Required work:
Leave every picture out and write out the records below exactly.

Record list:

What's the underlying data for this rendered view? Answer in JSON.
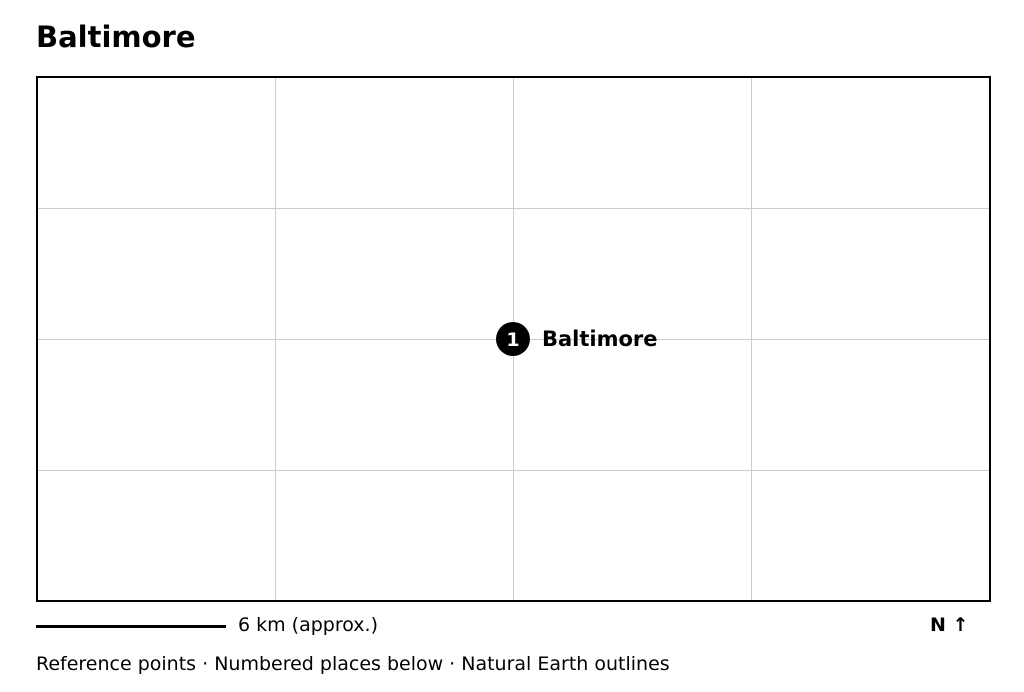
{
  "title": "Baltimore",
  "map": {
    "places": [
      {
        "number": "1",
        "name": "Baltimore"
      }
    ]
  },
  "scale": {
    "label": "6 km (approx.)"
  },
  "north": {
    "label": "N ↑"
  },
  "footer": {
    "note": "Reference points · Numbered places below · Natural Earth outlines"
  },
  "colors": {
    "frame": "#000000",
    "grid": "#cccccc",
    "marker": "#000000",
    "marker_text": "#ffffff"
  }
}
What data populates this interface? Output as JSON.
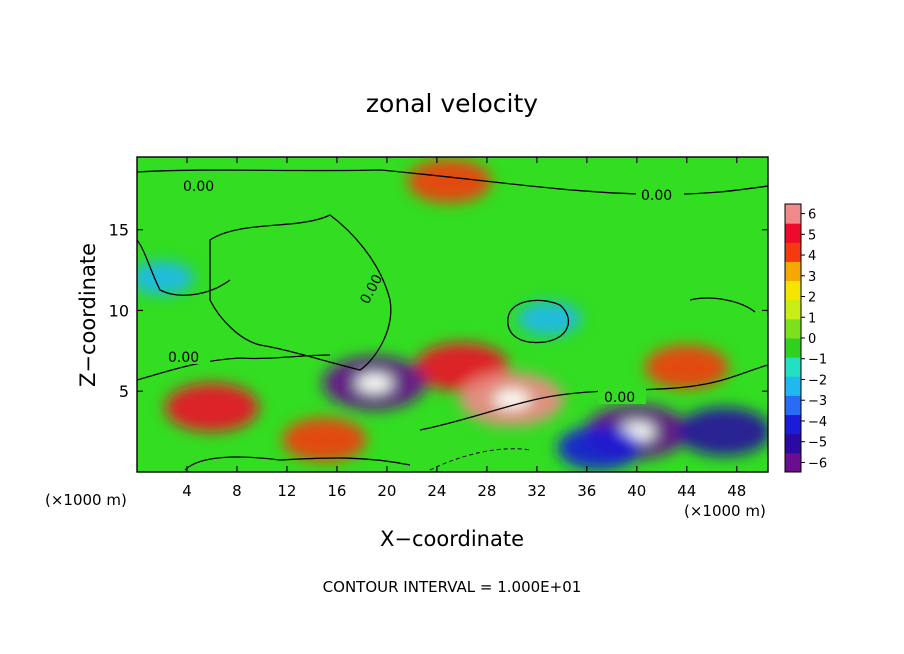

Completed task:
What's the underlying data for this rendered view? Answer in JSON.
{
  "title": "Baltimore",
  "map": {
    "places": [
      {
        "number": "1",
        "name": "Baltimore"
      }
    ]
  },
  "scale": {
    "label": "6 km (approx.)"
  },
  "north": {
    "label": "N ↑"
  },
  "footer": {
    "note": "Reference points · Numbered places below · Natural Earth outlines"
  },
  "colors": {
    "frame": "#000000",
    "grid": "#cccccc",
    "marker": "#000000",
    "marker_text": "#ffffff"
  }
}
What data populates this interface? Output as JSON.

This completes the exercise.